■ Task to complete:
Whenever a line below holds the word "this", copy that line.

··· Given records ···

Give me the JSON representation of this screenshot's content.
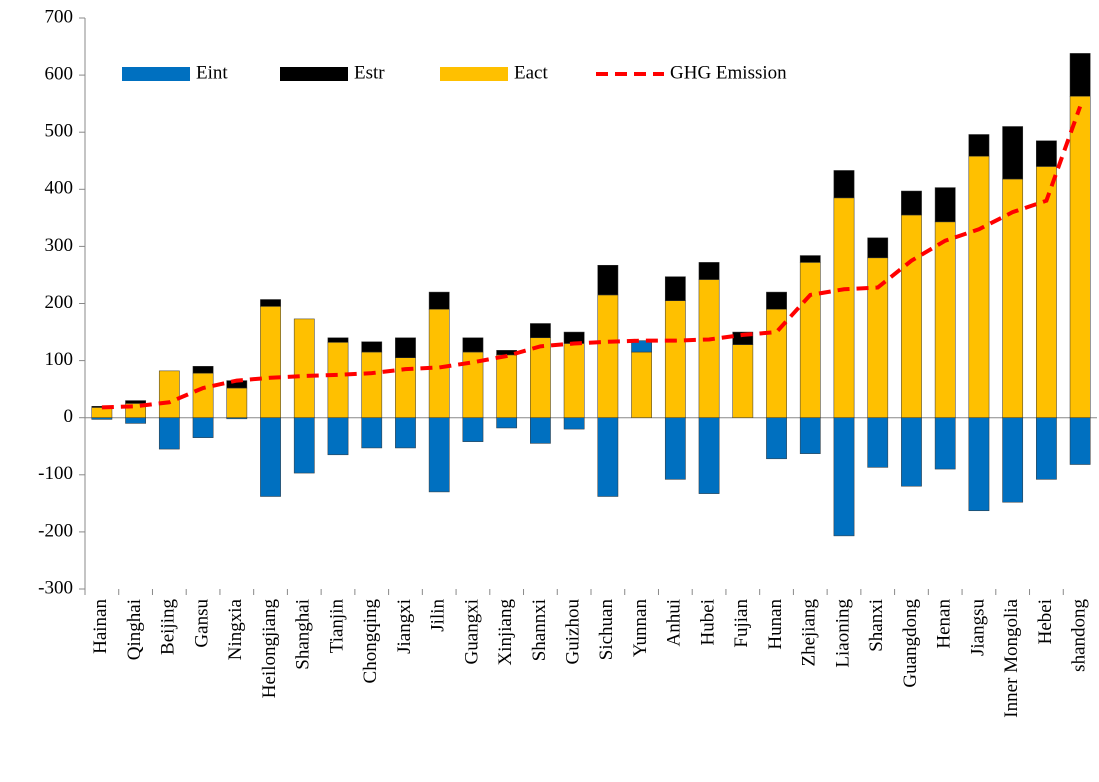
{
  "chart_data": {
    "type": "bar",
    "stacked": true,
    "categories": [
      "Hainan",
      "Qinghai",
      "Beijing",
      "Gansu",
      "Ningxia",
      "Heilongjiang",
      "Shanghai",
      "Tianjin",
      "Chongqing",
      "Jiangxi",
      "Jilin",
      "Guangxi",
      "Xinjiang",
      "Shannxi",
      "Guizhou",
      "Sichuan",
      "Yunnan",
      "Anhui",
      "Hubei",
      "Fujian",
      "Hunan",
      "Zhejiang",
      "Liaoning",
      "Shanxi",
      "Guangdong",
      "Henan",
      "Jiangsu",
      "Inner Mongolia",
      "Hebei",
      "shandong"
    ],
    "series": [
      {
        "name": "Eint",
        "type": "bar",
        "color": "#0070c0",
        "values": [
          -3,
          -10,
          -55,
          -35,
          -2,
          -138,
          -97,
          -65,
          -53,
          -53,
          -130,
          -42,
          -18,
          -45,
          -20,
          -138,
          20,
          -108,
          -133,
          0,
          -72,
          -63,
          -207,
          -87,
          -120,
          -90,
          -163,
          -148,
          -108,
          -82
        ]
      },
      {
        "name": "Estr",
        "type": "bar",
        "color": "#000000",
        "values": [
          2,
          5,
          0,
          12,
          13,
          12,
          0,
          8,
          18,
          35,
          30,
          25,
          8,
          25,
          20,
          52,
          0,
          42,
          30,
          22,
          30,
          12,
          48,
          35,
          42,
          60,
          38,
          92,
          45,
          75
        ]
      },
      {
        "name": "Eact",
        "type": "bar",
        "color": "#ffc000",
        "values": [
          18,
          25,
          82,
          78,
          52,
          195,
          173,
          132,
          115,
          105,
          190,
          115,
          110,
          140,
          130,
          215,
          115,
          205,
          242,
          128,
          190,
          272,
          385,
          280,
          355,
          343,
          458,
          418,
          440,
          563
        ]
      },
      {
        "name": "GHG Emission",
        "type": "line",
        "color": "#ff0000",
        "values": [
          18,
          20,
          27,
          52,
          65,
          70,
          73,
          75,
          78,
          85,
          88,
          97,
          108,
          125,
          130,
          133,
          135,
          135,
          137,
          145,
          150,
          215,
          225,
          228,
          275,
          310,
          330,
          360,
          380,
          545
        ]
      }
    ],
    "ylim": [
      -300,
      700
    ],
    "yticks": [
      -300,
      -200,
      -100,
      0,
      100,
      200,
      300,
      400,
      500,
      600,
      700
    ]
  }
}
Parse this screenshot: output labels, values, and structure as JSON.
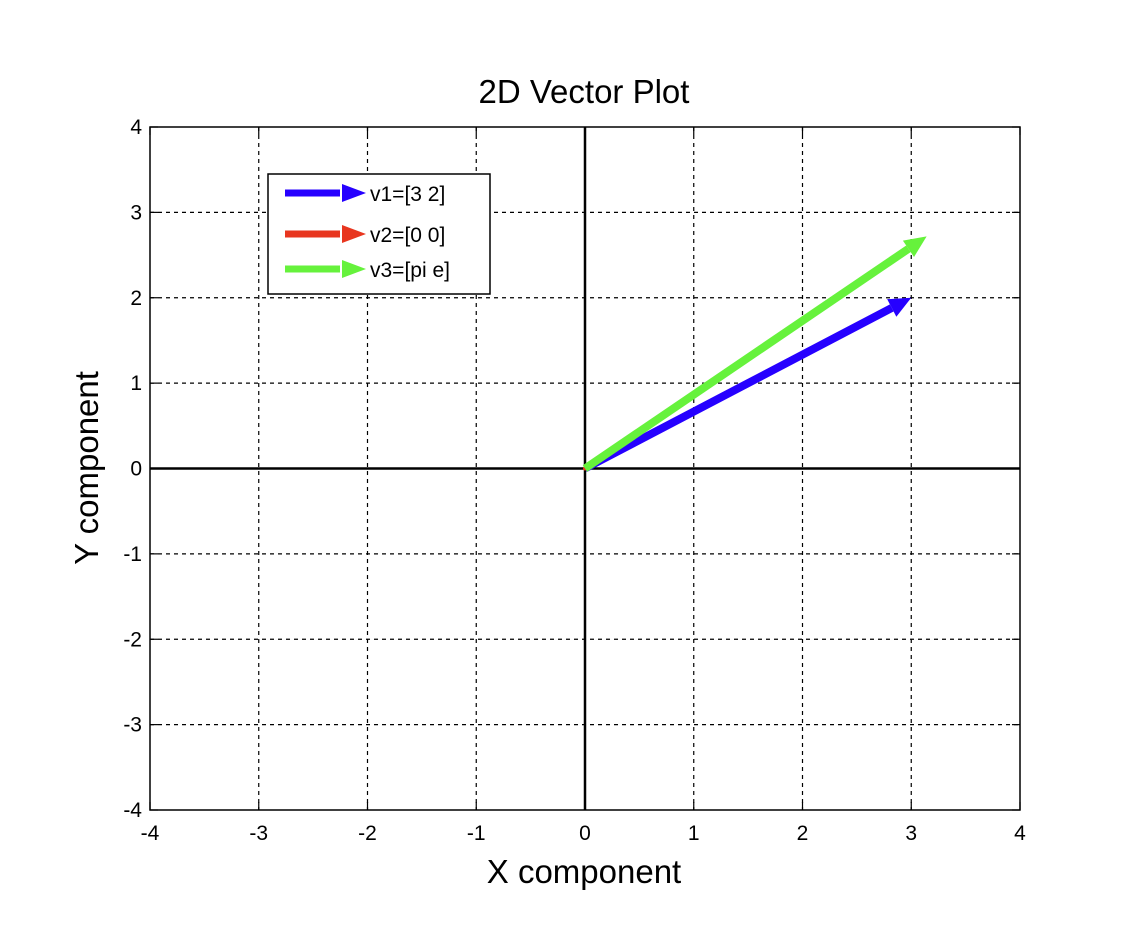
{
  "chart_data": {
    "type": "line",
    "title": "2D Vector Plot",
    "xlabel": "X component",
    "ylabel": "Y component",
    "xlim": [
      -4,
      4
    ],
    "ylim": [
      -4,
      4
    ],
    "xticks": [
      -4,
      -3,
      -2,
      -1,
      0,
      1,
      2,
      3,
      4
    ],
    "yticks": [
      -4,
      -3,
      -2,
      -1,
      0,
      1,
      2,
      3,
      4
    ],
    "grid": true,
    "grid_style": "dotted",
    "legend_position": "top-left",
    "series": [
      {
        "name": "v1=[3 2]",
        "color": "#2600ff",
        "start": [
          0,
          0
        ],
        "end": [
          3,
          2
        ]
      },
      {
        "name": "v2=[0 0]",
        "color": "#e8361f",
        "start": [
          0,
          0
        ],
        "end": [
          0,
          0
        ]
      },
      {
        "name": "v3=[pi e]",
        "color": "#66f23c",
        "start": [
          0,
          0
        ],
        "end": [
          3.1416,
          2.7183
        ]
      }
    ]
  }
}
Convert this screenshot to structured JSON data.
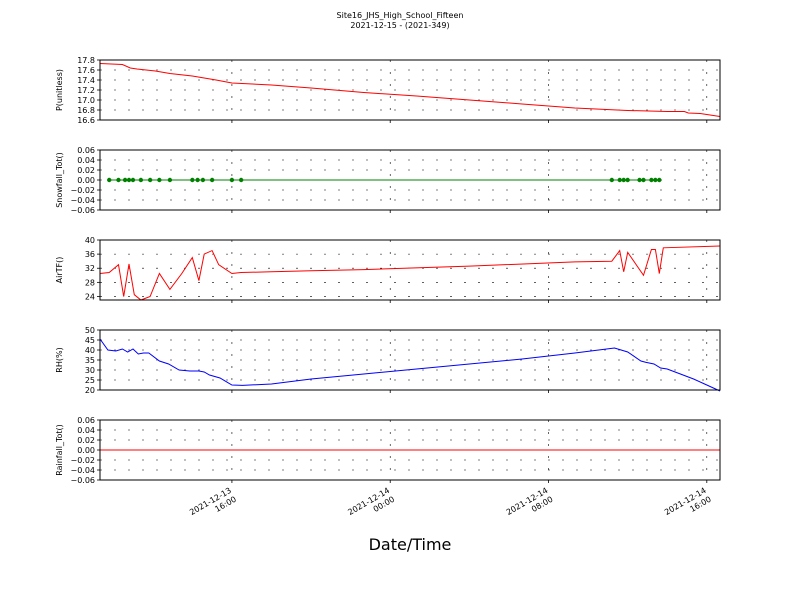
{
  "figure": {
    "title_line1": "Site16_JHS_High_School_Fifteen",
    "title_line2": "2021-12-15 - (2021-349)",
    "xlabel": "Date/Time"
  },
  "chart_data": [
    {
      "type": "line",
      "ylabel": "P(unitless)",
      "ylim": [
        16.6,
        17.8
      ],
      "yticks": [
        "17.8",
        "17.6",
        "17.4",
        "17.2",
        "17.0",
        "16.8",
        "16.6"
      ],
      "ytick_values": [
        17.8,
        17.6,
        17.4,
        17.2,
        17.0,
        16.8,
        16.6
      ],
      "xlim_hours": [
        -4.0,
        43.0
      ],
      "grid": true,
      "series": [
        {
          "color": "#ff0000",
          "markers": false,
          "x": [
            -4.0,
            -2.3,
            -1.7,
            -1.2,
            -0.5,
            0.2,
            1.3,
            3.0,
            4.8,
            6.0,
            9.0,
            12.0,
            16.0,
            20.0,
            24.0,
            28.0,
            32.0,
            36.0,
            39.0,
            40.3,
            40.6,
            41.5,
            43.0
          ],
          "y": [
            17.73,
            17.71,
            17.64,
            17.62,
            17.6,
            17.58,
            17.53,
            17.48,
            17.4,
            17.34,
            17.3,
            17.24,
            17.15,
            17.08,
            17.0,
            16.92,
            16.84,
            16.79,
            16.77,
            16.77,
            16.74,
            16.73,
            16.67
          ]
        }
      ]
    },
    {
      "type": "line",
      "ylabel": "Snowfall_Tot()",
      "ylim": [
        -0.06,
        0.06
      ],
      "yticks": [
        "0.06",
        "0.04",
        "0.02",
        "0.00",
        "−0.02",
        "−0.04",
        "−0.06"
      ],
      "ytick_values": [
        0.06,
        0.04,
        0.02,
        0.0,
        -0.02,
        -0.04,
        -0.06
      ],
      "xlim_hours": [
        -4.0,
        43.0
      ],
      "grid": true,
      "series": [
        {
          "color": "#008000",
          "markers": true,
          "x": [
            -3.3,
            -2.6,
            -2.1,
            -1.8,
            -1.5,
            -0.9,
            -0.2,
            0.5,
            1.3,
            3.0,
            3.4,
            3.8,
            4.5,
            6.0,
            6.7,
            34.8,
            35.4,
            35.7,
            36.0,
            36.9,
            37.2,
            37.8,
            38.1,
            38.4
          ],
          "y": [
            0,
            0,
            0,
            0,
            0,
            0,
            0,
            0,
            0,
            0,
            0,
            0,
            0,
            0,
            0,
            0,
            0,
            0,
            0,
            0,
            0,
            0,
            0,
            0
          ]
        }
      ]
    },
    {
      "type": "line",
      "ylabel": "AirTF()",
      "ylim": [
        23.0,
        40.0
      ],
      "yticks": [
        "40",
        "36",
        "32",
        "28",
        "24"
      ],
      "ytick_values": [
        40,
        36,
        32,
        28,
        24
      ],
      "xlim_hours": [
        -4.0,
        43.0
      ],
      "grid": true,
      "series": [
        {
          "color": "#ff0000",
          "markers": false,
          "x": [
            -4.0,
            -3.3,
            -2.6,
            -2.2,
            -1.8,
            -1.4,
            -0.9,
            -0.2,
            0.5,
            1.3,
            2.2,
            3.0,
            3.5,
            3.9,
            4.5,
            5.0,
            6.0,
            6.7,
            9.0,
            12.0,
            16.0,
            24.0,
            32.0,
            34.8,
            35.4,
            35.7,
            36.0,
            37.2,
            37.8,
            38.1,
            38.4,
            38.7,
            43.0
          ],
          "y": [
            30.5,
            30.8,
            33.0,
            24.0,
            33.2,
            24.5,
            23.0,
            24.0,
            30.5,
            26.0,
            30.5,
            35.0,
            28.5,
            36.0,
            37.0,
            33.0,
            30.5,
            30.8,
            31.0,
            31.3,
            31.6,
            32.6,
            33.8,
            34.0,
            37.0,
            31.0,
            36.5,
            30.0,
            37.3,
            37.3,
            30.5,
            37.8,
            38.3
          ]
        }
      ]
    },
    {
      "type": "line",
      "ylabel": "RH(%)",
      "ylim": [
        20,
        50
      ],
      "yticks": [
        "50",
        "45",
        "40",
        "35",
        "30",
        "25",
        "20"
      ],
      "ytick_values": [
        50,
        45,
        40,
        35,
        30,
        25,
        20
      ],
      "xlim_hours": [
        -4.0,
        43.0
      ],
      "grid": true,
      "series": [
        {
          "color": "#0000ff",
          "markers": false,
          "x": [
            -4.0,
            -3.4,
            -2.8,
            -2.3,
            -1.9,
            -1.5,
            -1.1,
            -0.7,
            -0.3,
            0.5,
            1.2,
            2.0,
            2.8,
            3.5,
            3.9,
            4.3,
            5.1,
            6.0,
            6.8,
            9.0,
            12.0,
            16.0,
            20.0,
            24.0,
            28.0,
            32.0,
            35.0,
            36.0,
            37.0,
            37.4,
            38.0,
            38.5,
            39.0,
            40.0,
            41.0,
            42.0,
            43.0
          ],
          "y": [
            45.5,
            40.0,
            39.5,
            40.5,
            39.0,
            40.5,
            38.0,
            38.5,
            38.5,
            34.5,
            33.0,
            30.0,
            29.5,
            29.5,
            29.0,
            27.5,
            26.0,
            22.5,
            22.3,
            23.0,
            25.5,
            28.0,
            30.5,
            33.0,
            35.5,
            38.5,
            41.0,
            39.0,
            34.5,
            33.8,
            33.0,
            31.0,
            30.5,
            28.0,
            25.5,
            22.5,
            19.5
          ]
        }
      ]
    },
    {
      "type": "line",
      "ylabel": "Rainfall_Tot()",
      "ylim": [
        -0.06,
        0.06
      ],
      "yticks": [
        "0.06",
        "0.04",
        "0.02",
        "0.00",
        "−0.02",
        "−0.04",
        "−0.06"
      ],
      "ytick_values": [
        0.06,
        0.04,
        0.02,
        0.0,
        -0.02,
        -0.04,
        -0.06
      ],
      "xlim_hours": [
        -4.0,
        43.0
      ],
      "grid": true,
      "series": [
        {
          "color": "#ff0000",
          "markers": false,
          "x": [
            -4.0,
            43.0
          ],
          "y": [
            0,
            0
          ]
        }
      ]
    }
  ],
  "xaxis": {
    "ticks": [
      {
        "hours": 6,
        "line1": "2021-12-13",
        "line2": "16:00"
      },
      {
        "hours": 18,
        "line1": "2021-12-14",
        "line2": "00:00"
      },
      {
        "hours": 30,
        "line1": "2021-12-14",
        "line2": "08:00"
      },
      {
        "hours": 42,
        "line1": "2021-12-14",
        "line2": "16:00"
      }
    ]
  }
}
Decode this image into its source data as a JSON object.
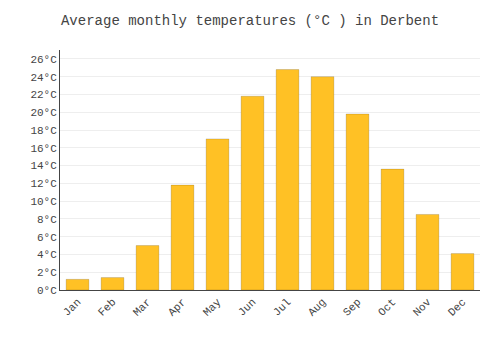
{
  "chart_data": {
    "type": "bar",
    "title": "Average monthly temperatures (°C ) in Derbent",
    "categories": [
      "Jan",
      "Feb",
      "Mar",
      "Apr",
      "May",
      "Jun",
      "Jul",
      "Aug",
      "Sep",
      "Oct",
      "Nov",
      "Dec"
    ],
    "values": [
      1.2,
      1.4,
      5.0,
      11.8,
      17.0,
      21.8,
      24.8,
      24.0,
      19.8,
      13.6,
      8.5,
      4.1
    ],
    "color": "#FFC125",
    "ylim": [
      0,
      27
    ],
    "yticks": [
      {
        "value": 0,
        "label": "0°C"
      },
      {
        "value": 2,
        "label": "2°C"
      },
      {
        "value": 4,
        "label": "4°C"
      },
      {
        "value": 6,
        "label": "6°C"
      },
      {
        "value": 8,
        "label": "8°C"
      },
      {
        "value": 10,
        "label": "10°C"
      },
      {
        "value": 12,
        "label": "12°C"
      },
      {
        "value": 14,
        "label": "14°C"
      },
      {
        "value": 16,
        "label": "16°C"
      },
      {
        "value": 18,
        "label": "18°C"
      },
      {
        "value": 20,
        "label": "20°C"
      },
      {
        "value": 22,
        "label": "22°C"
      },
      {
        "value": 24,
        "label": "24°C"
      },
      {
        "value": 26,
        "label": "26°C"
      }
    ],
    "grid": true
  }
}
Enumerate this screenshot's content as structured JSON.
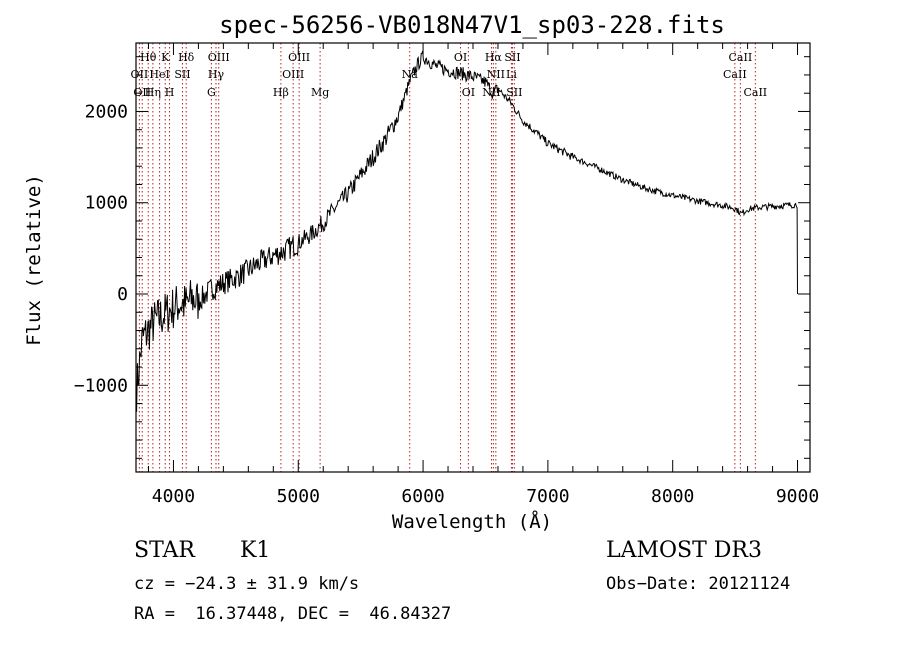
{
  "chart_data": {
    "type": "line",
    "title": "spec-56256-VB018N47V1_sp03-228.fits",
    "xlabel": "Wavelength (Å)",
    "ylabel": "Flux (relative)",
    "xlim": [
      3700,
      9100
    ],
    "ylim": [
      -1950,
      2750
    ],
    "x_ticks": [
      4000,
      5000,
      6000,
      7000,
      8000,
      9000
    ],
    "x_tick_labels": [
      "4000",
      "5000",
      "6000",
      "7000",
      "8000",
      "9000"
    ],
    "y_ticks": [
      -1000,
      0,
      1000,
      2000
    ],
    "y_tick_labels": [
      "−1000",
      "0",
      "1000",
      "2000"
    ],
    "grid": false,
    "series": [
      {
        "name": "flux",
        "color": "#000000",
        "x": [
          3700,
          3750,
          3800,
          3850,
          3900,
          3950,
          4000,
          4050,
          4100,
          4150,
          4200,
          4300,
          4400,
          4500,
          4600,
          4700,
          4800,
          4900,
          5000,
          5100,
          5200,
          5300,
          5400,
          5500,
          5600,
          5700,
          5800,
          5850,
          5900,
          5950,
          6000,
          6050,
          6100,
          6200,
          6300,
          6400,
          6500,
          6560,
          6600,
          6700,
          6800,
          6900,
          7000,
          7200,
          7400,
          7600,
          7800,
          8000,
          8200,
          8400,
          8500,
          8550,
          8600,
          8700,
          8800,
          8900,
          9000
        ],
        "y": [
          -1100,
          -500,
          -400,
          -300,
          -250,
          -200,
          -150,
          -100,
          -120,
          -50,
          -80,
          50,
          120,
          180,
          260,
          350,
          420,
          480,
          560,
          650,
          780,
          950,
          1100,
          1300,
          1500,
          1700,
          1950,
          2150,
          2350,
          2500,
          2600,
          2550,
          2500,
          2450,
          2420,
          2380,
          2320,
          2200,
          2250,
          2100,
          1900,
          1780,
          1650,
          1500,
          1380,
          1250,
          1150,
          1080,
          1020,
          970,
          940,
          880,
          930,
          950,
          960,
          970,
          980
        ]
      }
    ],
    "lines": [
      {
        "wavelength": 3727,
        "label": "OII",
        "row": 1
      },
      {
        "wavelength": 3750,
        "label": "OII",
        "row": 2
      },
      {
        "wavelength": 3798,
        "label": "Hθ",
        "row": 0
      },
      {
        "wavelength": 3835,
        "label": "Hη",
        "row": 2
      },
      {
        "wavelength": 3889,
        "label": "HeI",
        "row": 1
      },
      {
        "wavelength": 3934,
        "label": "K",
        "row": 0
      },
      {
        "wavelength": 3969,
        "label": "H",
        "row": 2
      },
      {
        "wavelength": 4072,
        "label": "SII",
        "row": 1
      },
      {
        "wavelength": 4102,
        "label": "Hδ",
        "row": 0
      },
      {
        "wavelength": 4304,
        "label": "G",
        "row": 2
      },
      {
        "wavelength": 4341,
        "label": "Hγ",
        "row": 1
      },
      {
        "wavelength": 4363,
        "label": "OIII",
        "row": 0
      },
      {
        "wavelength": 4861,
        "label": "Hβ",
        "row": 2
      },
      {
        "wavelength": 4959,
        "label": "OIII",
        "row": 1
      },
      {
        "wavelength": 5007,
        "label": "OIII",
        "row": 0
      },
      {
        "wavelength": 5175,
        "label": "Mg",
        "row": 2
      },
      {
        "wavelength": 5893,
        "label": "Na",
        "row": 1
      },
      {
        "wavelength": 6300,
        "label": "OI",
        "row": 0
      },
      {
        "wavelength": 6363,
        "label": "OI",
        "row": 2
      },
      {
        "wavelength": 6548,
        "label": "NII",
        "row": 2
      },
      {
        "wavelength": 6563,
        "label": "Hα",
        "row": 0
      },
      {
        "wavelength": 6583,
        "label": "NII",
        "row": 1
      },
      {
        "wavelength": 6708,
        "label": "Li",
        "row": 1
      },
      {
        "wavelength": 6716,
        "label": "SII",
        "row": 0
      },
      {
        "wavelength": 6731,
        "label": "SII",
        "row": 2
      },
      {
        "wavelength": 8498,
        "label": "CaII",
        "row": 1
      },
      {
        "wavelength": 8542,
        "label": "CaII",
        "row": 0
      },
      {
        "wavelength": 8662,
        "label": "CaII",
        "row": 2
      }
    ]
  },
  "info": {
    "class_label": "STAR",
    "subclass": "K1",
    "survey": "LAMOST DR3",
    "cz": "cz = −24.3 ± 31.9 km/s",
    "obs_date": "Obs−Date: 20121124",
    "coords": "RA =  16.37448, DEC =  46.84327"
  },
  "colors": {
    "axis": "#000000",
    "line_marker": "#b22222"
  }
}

···

■ Exercise solution:
Give me the JSON representation of this screenshot's content.
Parse this screenshot: output labels, values, and structure as JSON.
Convert this screenshot to structured JSON data.
Decode this image into its source data as a JSON object.
Enumerate this screenshot's content as structured JSON.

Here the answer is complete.